_What to do_
Copy the full set of lines exactly as given.

_Data extract_
···
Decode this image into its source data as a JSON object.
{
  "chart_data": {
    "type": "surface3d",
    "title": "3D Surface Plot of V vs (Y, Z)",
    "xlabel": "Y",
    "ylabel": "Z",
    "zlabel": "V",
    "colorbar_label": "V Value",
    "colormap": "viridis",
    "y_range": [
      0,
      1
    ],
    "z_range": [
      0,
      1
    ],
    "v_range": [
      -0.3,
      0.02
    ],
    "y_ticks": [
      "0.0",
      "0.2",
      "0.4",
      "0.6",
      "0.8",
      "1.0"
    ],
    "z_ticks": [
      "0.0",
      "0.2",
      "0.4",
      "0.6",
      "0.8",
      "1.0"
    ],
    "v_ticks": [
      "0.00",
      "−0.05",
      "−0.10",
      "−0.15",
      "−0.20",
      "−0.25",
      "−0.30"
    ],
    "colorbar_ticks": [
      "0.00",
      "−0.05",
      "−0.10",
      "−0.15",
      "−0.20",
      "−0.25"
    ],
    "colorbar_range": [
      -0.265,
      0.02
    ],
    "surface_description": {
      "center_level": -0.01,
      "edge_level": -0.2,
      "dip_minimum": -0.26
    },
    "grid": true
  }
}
···
_Full answer_
Decode this image into its source data as a JSON object.
{
  "chart_data": {
    "type": "surface3d",
    "title": "3D Surface Plot of V vs (Y, Z)",
    "xlabel": "Y",
    "ylabel": "Z",
    "zlabel": "V",
    "colorbar_label": "V Value",
    "colormap": "viridis",
    "y_range": [
      0,
      1
    ],
    "z_range": [
      0,
      1
    ],
    "v_range": [
      -0.3,
      0.02
    ],
    "y_ticks": [
      "0.0",
      "0.2",
      "0.4",
      "0.6",
      "0.8",
      "1.0"
    ],
    "z_ticks": [
      "0.0",
      "0.2",
      "0.4",
      "0.6",
      "0.8",
      "1.0"
    ],
    "v_ticks": [
      "0.00",
      "−0.05",
      "−0.10",
      "−0.15",
      "−0.20",
      "−0.25",
      "−0.30"
    ],
    "colorbar_ticks": [
      "0.00",
      "−0.05",
      "−0.10",
      "−0.15",
      "−0.20",
      "−0.25"
    ],
    "colorbar_range": [
      -0.265,
      0.02
    ],
    "surface_description": {
      "center_level": -0.01,
      "edge_level": -0.2,
      "dip_minimum": -0.26
    },
    "grid": true
  }
}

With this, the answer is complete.